§ **Texte présenté**:
※
Après ses études, le jeune Laurent Sartoretti gagne Paris où il travaille comme typographe dans une imprimerie de la capitale. Amoureux des livres et de la lecture, il déambule un dimanche après-midi sur les quais de Seine et, au hasard d’un bouquiniste, tombe sur une édition du Cantique spirituel de N. P. saint Jean de la Croix. Le choc est immédiat et une grande amitié avec le carme espagnol naîtra de cette rencontre inattendue. Laurent avait trouvé un maître qui ne le quittera jamais, et l’aidera à trouver sa physionomie spirituelle et son amour pour Dieu. L’appel à entrer au Carmel se fait presque aussitôt entendre. Laurent a un peu plus de 20 ans.

Laurent Sartoretti prend le nom d’Étienne de Sainte-Marie en souvenir de sa mère Marie Crescenzia. Il fait profession le 25 juin 1925. Il a 23 ans. Pendant 72 ans de vie religieuse, l’activité du Père Étienne sera variée. Prieur à diverses reprises, prédicateur de retraite, confesseur des carmélites, il est un homme d’études, d’intuitions et de convictions résolues.
Passé 80 ans, le solide valaisan passait donc la main du priorat à différents frères nommés directement par Rome. Le 3 décembre 1991, le couvent était confié à la Province d’Aquitaine avec un supérieur nommé par le conseil provincial. Le Père Étienne avait été mon prieur je serai le sien pour quelques années. Lors du chapitre provincial d’avril 1996, le couvent de Fribourg sera érigé en prieuré avec le Frère Denis Chardonnens comme prieur. Le Père Étienne mourra le 31 octobre de cette même année à la maison Jean-Paul II, après 72 ans de profession. Il aura traversé le siècle et connu 9 papes, de Léon XIII à Jean-Paul II !
Comme prêtre il a dû célébrer plus de 11 000 messes !
Je voudrais relever ce qui me semble être une caractéristique très parlante pour aujourd’hui de la vie du Père Étienne : le lien entre la connaissance de la doctrine carmélitaine et l’apostolat par et de l’oraison. En 1937, il fonde Spiritualité carmélitaine destinée aux carmes, aux carmélites et aux membres du carmel séculier ; revue doctrinale et historique de formation conçue, comme primitivement la revue Carmel, comme un lien entre les trois branches de l’ordre : « L’ordre du Carmel, écrivait-il dans l’éditorial du premier numéro, est une école pratique de sainteté. Il a la prétention d’enseigner à ses membres les voies de la perfection, de leur donner aussi à côté de la lumière de la doctrine, le stimulant si efficace de l’exemple ». Cette revue, trop vite arrêtée (1937-1953) et trop vite oubliée, est un exemple du genre. La sûreté de la doctrine carmélitaine et de son histoire est mise à la disposition du lecteur pour qu’il puisse se l’approprier. Seul le numéro écrit par le Père Étienne, Conversation avec Dieu, publié en 1953 a été sauvé de l’oubli par les Éditions du Carmel en 2004.
※
§ **Documents sources**:
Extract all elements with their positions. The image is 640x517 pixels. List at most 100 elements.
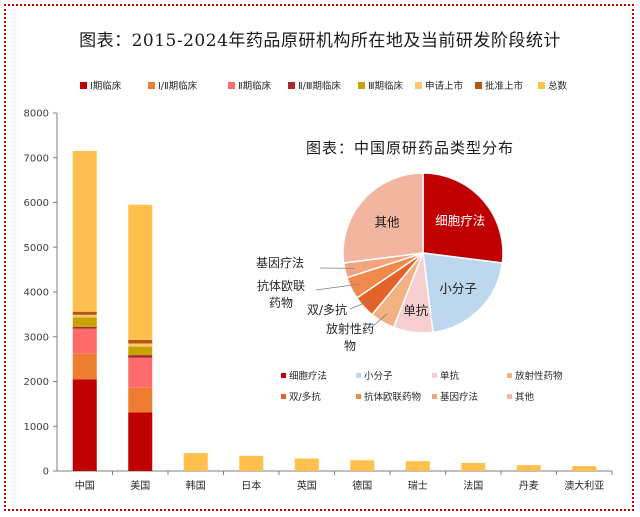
※
§ **Votre travail**:
(1) Répondez à ces questions à l'aide du texte sur le Père Étienne :
(a) Quel livre Laurent Sartoretti trouve-t-il chez un bouquiniste des quais de Seine ?
(b) En quelle année fonde-t-il la revue Spiritualité carmélitaine ?
(c) À quelle date meurt-il ?
(2) Écrivez la suite du texte sur le Père Étienne, à partir de sa dernière phrase.

§ **Réponses**:
(1)
(a) Une édition du Cantique spirituel de saint Jean de la Croix.
(b) En 1937.
(c) Le 31 octobre 1996.

(2)
Sa conviction est claire : « L’oraison ne constitue pas seulement la caractéristique du Carmel, son occupation par excellence, elle est aussi son grand moyen d’apostolat », écrivait-il en 1937. « L’ordre du Carmel, qui exige de ses membres une vie de prière intense, se devait d’enseigner à ses enfants le grand art de converser avec Dieu, il ne pouvait manquer de tenir école d’oraison ». « Apprendre au monde à prier » tel est la vocation du carme, de la carmélite et du carme séculier. D’où la nécessité de se former doctrinalement et de pratiquer soi-même l’oraison. Spiritualité carmélitaine se voulait un outil pour « sortir du chemin de vaches » comme il disait. « L’ordre du Carmel, à la fois citadelle et école d’oraison donne au monde l’exemple et l’enseignement lumineux. »
Ce lien entre doctrine carmélitaine et pédagogie pratique apparaît aussi dans le fascicule Pas à pas avec saint Jean de la Croix et dans Avec Jean de la Croix, publié en italien en 1978 par Don Angelo Albani et aussitôt traduit en 1979 par le P. Étienne. En 1957, il traduisait La science de la Croix d’Edith Stein qui restera jusqu’au récentes éditions critiques la seule porte d’entrée pour le lecteur francophone à l’œuvre de la carmélite philosophe.
Homme de lecture et de silence, le Père Étienne appliquait consciencieusement les conseils de sainte Thérèse pour creuser sa relation à Dieu : les bons livres et la solitude. Sur celle-ci, il écrivait comme un mot d’ordre : « L’heure est venue de retrouver notre âme, cette inconnue, d’aller puiser l’eau de la sagesse à la fontaine du silence. L’heure est venue d’intensifier notre vie intérieure, de descendre en nous-mêmes jusqu’à ces profondeurs insoupçonnées du vulgaire pour y reprendre dans le silence et la paix le dialogue avec Dieu si malheureusement interrompu jadis au Paradis terrestre » (1939).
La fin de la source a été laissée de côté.